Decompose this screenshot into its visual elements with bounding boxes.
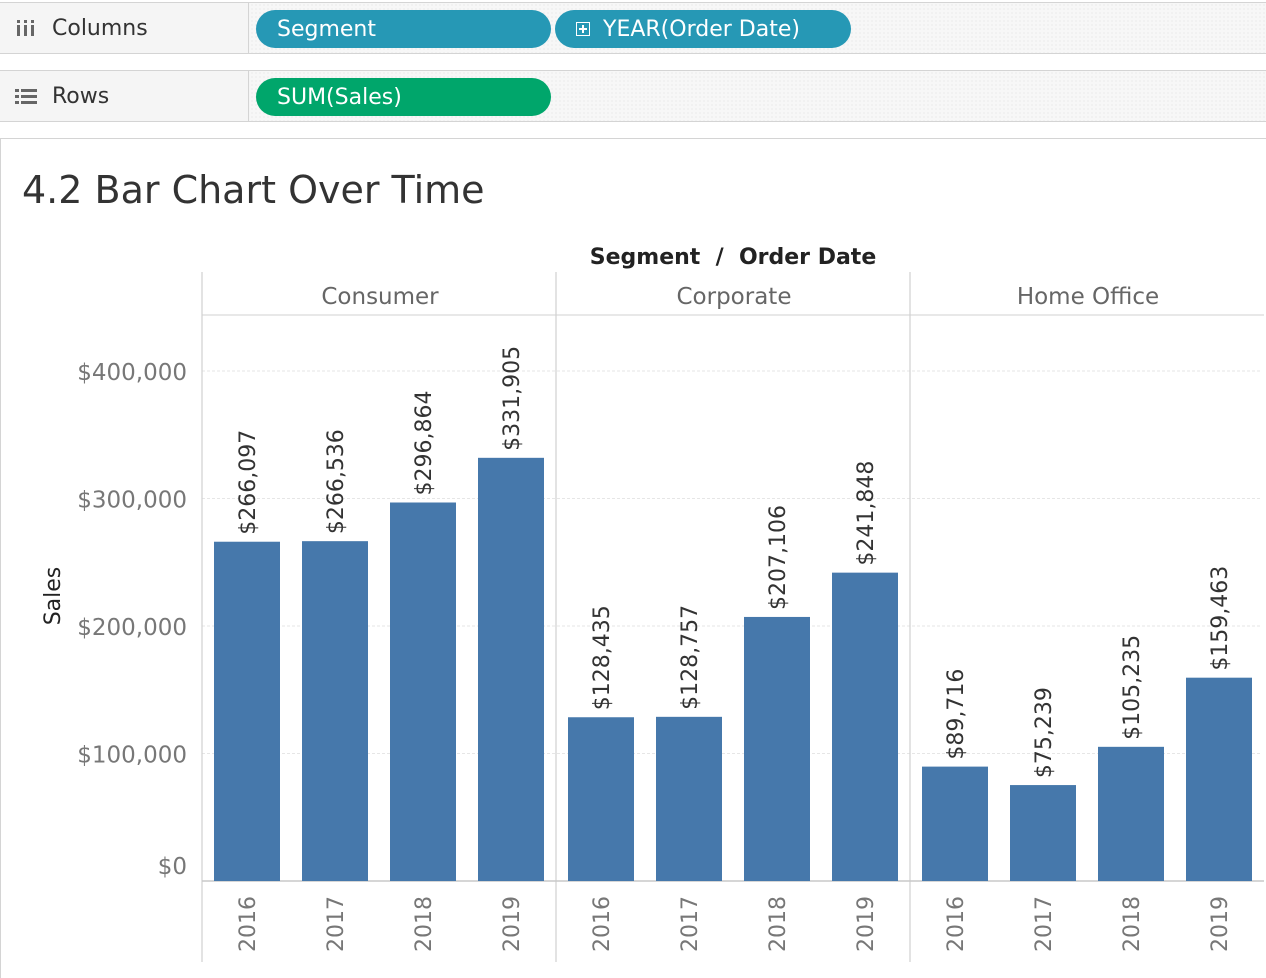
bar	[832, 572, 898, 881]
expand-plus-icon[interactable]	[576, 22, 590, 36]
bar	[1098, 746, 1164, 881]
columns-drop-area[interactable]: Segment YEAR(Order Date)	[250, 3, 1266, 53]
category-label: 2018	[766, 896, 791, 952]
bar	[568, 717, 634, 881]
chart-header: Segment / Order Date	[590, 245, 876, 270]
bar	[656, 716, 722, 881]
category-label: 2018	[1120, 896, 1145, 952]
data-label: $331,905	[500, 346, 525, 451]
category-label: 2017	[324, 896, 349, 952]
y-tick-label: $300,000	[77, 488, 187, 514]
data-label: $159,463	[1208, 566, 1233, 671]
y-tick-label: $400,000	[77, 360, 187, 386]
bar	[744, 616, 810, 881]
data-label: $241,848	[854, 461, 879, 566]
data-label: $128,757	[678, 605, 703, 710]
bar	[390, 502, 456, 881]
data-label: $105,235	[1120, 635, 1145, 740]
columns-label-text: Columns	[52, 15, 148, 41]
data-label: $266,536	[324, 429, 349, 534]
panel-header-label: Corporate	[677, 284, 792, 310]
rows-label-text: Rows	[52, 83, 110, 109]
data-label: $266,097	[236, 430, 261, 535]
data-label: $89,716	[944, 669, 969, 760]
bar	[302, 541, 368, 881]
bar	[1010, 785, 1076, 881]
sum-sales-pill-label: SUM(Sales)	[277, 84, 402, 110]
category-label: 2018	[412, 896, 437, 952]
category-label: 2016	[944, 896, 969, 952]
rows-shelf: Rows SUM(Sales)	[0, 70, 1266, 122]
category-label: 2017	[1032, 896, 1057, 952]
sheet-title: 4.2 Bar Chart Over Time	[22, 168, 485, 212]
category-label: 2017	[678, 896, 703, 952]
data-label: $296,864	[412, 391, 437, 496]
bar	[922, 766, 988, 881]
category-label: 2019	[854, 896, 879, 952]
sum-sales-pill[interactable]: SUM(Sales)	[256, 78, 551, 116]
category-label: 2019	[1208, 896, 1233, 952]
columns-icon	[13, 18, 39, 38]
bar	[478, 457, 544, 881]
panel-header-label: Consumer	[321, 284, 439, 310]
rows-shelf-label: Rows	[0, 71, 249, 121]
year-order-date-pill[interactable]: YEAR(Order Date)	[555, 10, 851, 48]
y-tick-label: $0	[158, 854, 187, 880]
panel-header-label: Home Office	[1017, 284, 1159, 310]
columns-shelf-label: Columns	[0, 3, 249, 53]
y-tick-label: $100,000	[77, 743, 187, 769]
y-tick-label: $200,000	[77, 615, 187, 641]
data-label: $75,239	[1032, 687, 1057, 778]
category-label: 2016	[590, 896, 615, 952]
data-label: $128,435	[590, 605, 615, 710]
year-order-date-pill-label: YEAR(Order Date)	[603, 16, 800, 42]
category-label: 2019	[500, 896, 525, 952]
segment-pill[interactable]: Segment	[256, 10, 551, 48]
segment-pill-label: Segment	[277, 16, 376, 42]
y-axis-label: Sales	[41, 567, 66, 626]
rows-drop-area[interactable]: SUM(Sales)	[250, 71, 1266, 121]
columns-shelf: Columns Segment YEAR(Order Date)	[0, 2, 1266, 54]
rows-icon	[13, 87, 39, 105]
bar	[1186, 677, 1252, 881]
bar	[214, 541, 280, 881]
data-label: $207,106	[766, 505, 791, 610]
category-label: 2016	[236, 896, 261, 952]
=-=-=
EXERCISE PROMPT: Rewrite the rows from the line containing "572, 898, 881]" through the line containing "360, 187, 386]", changing every "category-label" to "x-tick-label" and leaving everything else unchanged.

THE REPLY:
bar	[832, 572, 898, 881]
expand-plus-icon[interactable]	[576, 22, 590, 36]
bar	[1098, 746, 1164, 881]
columns-drop-area[interactable]: Segment YEAR(Order Date)	[250, 3, 1266, 53]
x-tick-label: 2018	[766, 896, 791, 952]
bar	[568, 717, 634, 881]
chart-header: Segment / Order Date	[590, 245, 876, 270]
bar	[656, 716, 722, 881]
x-tick-label: 2018	[1120, 896, 1145, 952]
data-label: $331,905	[500, 346, 525, 451]
x-tick-label: 2017	[324, 896, 349, 952]
y-tick-label: $300,000	[77, 488, 187, 514]
data-label: $159,463	[1208, 566, 1233, 671]
y-tick-label: $400,000	[77, 360, 187, 386]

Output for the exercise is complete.